**Stated task**: The required output is the line that contains "Read out every word on this page." plus every line after it in the listing below, copied exactly as it appears.

**Data for this exercise**:
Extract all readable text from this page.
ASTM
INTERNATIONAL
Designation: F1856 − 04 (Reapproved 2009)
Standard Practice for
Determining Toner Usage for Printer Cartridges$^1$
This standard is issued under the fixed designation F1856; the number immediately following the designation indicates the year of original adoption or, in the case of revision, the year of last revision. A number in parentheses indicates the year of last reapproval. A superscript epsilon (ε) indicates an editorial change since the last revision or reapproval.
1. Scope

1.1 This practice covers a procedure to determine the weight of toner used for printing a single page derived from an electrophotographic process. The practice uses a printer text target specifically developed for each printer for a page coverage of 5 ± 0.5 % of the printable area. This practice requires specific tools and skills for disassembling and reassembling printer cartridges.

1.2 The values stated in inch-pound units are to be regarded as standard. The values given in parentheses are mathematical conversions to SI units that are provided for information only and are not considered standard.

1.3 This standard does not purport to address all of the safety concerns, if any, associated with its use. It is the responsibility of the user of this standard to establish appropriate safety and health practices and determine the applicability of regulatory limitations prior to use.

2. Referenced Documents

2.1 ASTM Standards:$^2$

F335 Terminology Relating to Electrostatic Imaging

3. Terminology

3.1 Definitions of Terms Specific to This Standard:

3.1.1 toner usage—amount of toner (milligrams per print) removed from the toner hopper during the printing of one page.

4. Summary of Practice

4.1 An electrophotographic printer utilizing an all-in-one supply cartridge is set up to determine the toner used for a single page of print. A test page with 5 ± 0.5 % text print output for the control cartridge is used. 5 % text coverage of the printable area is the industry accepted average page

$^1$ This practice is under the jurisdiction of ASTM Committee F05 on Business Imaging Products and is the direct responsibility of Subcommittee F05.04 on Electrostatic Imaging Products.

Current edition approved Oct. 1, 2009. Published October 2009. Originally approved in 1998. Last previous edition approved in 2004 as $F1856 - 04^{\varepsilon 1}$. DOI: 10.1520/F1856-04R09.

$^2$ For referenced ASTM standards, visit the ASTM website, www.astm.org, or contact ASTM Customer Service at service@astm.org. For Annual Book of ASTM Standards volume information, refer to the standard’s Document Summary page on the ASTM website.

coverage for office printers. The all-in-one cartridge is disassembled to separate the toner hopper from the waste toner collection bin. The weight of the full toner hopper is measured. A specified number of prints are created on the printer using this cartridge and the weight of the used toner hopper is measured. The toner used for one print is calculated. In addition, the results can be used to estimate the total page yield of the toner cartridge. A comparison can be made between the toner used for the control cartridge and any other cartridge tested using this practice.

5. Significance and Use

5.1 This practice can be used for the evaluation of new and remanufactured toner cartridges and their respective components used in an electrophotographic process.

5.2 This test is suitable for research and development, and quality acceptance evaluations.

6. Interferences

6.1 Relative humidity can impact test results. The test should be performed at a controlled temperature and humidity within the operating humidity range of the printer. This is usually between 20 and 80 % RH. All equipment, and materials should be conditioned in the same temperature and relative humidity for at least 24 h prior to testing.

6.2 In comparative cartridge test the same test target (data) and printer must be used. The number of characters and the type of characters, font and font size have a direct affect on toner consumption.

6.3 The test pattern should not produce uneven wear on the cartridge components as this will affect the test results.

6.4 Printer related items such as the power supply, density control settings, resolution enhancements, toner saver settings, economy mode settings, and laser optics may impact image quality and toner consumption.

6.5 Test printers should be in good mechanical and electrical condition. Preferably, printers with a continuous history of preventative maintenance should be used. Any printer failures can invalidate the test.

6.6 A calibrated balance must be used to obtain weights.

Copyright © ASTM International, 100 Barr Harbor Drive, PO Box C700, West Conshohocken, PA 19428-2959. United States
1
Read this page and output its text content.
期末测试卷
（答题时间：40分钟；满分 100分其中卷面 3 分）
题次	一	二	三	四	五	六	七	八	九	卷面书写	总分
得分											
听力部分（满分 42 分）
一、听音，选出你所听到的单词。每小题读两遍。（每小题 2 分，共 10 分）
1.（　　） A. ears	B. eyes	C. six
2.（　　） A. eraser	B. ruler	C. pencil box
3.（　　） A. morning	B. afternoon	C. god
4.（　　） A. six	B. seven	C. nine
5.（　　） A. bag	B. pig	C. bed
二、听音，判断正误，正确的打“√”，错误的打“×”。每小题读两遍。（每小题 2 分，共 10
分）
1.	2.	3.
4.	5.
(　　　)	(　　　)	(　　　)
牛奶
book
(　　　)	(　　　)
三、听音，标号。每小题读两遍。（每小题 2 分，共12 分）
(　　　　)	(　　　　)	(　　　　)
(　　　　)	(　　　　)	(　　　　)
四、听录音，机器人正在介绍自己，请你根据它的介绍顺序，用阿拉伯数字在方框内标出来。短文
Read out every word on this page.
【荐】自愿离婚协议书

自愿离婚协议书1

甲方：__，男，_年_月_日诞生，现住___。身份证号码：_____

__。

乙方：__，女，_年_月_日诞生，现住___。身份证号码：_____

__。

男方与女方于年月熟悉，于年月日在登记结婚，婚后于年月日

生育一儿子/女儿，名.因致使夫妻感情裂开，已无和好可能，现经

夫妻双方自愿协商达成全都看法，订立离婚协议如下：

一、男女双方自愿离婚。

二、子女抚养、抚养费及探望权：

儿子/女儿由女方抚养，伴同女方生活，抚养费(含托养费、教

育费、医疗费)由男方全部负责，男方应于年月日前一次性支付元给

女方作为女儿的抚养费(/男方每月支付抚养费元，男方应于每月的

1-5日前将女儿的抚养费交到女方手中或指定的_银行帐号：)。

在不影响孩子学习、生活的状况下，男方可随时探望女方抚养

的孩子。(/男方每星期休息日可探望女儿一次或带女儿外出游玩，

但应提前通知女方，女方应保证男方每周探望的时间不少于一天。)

**Task output**:
Read out every word on this page.
【荐】自愿离婚协议书

自愿离婚协议书1

甲方：__，男，_年_月_日诞生，现住___。身份证号码：_____

__。

乙方：__，女，_年_月_日诞生，现住___。身份证号码：_____

__。

男方与女方于年月熟悉，于年月日在登记结婚，婚后于年月日

生育一儿子/女儿，名.因致使夫妻感情裂开，已无和好可能，现经

夫妻双方自愿协商达成全都看法，订立离婚协议如下：

一、男女双方自愿离婚。

二、子女抚养、抚养费及探望权：

儿子/女儿由女方抚养，伴同女方生活，抚养费(含托养费、教

育费、医疗费)由男方全部负责，男方应于年月日前一次性支付元给

女方作为女儿的抚养费(/男方每月支付抚养费元，男方应于每月的

1-5日前将女儿的抚养费交到女方手中或指定的_银行帐号：)。

在不影响孩子学习、生活的状况下，男方可随时探望女方抚养

的孩子。(/男方每星期休息日可探望女儿一次或带女儿外出游玩，

但应提前通知女方，女方应保证男方每周探望的时间不少于一天。)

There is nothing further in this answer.